# [EXERCISE GOAL]
List each line of the data that holds the string "неутильная".

|---|

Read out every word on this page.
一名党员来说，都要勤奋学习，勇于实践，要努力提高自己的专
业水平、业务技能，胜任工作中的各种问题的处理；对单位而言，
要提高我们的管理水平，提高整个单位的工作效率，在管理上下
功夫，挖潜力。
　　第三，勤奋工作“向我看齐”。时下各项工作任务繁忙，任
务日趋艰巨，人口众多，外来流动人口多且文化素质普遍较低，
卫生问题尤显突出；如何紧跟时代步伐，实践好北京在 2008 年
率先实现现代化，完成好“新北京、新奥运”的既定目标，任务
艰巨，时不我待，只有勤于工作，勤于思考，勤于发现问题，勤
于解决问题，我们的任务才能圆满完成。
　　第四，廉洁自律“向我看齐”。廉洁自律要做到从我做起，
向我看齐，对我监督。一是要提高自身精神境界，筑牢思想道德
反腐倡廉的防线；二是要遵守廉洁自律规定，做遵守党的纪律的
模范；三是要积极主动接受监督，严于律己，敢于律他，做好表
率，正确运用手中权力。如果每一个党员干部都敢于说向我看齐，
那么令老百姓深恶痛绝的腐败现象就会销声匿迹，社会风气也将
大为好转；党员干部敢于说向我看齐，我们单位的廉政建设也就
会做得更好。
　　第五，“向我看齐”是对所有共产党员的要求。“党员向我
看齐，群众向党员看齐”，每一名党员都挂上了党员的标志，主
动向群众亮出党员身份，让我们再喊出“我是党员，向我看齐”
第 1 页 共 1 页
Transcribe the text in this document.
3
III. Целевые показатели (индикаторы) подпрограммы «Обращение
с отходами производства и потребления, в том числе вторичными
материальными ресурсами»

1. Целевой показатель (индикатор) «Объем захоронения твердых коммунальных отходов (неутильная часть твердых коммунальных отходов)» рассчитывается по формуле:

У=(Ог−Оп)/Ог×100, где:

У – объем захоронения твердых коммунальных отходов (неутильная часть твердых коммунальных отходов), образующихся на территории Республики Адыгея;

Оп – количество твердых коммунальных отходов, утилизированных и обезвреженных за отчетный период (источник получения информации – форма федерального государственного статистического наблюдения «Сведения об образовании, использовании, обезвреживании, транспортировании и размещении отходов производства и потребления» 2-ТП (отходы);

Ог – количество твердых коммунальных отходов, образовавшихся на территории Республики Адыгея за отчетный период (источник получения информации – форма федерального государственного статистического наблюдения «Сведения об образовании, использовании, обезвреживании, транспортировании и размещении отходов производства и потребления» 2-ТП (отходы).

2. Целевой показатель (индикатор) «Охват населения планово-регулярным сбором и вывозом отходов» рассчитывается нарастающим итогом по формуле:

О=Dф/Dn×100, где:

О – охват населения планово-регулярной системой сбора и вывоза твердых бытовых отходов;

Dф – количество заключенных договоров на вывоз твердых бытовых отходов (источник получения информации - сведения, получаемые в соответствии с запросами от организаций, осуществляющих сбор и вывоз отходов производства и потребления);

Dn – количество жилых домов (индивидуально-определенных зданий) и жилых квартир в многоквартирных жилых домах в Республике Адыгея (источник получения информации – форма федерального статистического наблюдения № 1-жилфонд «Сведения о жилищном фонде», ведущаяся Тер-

|---|

# [SOLUTION TO THIS PROBLEM]
1. Целевой показатель (индикатор) «Объем захоронения твердых коммунальных отходов (неутильная часть твердых коммунальных отходов)» рассчитывается по формуле:
У – объем захоронения твердых коммунальных отходов (неутильная часть твердых коммунальных отходов), образующихся на территории Республики Адыгея;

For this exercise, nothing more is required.